▶ **DIRECTION**
Look through the data below. Show each line where the string "crossbar" occurs.

[Recorded data]

* * *

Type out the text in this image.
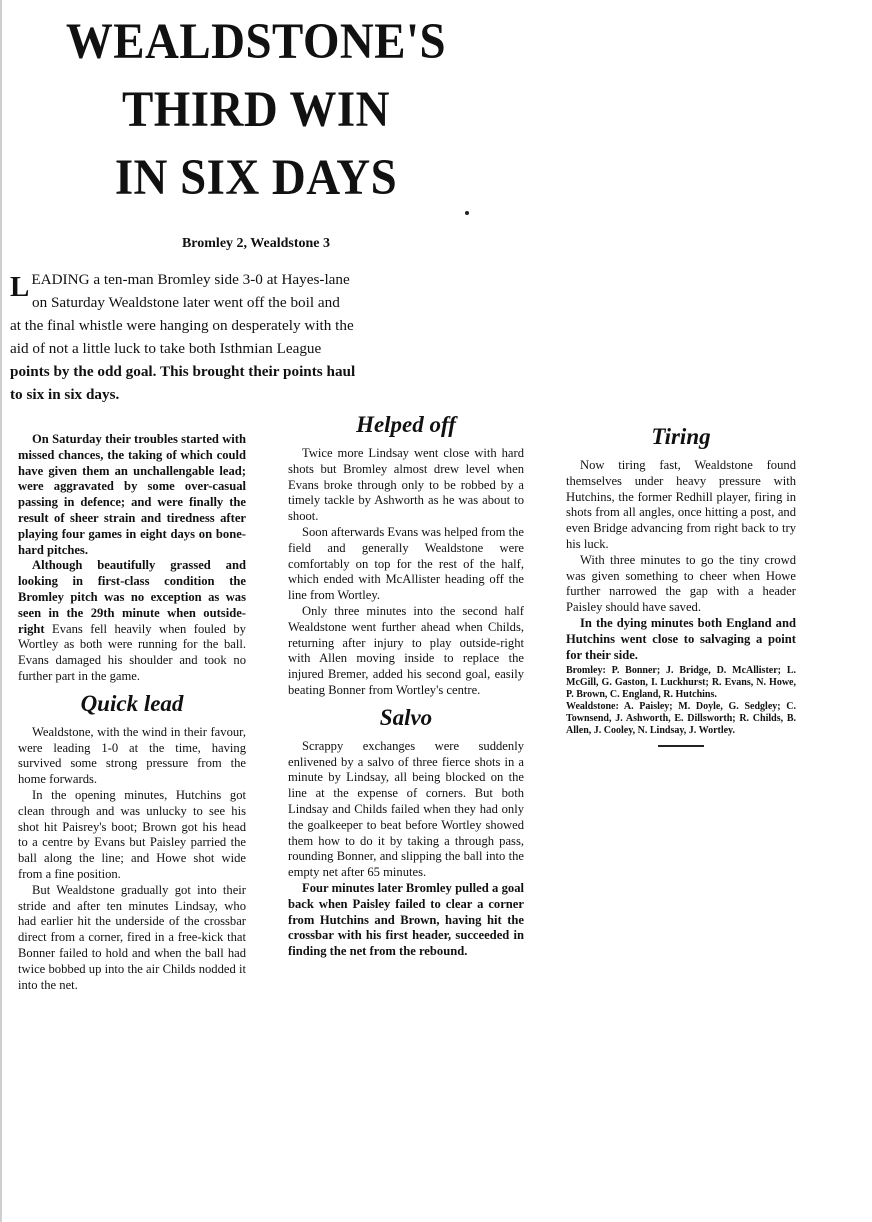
WEALDSTONE'S
THIRD WIN
IN SIX DAYS
Bromley 2, Wealdstone 3
L EADING a ten-man Bromley side 3-0 at Hayes-lane
on Saturday Wealdstone later went off the boil and
at the final whistle were hanging on desperately with the
aid of not a little luck to take both Isthmian League
points by the odd goal. This brought their points haul
to six in six days.

On Saturday their troubles started with missed chances, the taking of which could have given them an unchallengable lead; were aggravated by some over-casual passing in defence; and were finally the result of sheer strain and tiredness after playing four games in eight days on bone-hard pitches.

Although beautifully grassed and looking in first-class condition the Bromley pitch was no exception as was seen in the 29th minute when outside-right Evans fell heavily when fouled by Wortley as both were running for the ball. Evans damaged his shoulder and took no further part in the game.

Quick lead

Wealdstone, with the wind in their favour, were leading 1-0 at the time, having survived some strong pressure from the home forwards.

In the opening minutes, Hutchins got clean through and was unlucky to see his shot hit Paisrey's boot; Brown got his head to a centre by Evans but Paisley parried the ball along the line; and Howe shot wide from a fine position.

But Wealdstone gradually got into their stride and after ten minutes Lindsay, who had earlier hit the underside of the crossbar direct from a corner, fired in a free-kick that Bonner failed to hold and when the ball had twice bobbed up into the air Childs nodded it into the net.

Helped off

Twice more Lindsay went close with hard shots but Bromley almost drew level when Evans broke through only to be robbed by a timely tackle by Ashworth as he was about to shoot.

Soon afterwards Evans was helped from the field and generally Wealdstone were comfortably on top for the rest of the half, which ended with McAllister heading off the line from Wortley.

Only three minutes into the second half Wealdstone went further ahead when Childs, returning after injury to play outside-right with Allen moving inside to replace the injured Bremer, added his second goal, easily beating Bonner from Wortley's centre.

Salvo

Scrappy exchanges were suddenly enlivened by a salvo of three fierce shots in a minute by Lindsay, all being blocked on the line at the expense of corners. But both Lindsay and Childs failed when they had only the goalkeeper to beat before Wortley showed them how to do it by taking a through pass, rounding Bonner, and slipping the ball into the empty net after 65 minutes.

Four minutes later Bromley pulled a goal back when Paisley failed to clear a corner from Hutchins and Brown, having hit the crossbar with his first header, succeeded in finding the net from the rebound.

Tiring

Now tiring fast, Wealdstone found themselves under heavy pressure with Hutchins, the former Redhill player, firing in shots from all angles, once hitting a post, and even Bridge advancing from right back to try his luck.

With three minutes to go the tiny crowd was given something to cheer when Howe further narrowed the gap with a header Paisley should have saved.

In the dying minutes both England and Hutchins went close to salvaging a point for their side.

Bromley: P. Bonner; J. Bridge, D. McAllister; L. McGill, G. Gaston, I. Luckhurst; R. Evans, N. Howe, P. Brown, C. England, R. Hutchins.
Wealdstone: A. Paisley; M. Doyle, G. Sedgley; C. Townsend, J. Ashworth, E. Dillsworth; R. Childs, B. Allen, J. Cooley, N. Lindsay, J. Wortley.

* * *

▶ **OUTPUT FOR THIS TASK**
But Wealdstone gradually got into their stride and after ten minutes Lindsay, who had earlier hit the underside of the crossbar direct from a corner, fired in a free-kick that Bonner failed to hold and when the ball had twice bobbed up into the air Childs nodded it into the net.
Four minutes later Bromley pulled a goal back when Paisley failed to clear a corner from Hutchins and Brown, having hit the crossbar with his first header, succeeded in finding the net from the rebound.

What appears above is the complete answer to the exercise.